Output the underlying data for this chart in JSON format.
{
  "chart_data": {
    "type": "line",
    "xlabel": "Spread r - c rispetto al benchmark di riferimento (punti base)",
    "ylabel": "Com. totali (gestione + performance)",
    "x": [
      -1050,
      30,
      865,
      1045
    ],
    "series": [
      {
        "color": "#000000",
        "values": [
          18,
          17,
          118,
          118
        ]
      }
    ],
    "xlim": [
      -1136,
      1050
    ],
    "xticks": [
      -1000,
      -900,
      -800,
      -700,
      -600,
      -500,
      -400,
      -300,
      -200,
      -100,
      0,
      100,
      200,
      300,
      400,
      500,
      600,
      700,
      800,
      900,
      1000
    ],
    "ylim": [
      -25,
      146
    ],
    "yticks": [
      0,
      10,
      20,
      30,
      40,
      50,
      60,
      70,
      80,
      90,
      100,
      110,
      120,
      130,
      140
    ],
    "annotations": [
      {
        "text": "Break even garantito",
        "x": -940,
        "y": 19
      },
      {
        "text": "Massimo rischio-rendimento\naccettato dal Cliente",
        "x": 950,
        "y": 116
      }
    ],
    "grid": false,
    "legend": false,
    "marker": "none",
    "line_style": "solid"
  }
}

== Task brief ==
Go through the data and return every record exactly.

== Task output ==
Output the underlying data for this chart in JSON format.
{
  "chart_data": {
    "type": "line",
    "xlabel": "Spread r - c rispetto al benchmark di riferimento (punti base)",
    "ylabel": "Com. totali (gestione + performance)",
    "x": [
      -1050,
      30,
      865,
      1045
    ],
    "series": [
      {
        "color": "#000000",
        "values": [
          18,
          17,
          118,
          118
        ]
      }
    ],
    "xlim": [
      -1136,
      1050
    ],
    "xticks": [
      -1000,
      -900,
      -800,
      -700,
      -600,
      -500,
      -400,
      -300,
      -200,
      -100,
      0,
      100,
      200,
      300,
      400,
      500,
      600,
      700,
      800,
      900,
      1000
    ],
    "ylim": [
      -25,
      146
    ],
    "yticks": [
      0,
      10,
      20,
      30,
      40,
      50,
      60,
      70,
      80,
      90,
      100,
      110,
      120,
      130,
      140
    ],
    "annotations": [
      {
        "text": "Break even garantito",
        "x": -940,
        "y": 19
      },
      {
        "text": "Massimo rischio-rendimento\naccettato dal Cliente",
        "x": 950,
        "y": 116
      }
    ],
    "grid": false,
    "legend": false,
    "marker": "none",
    "line_style": "solid"
  }
}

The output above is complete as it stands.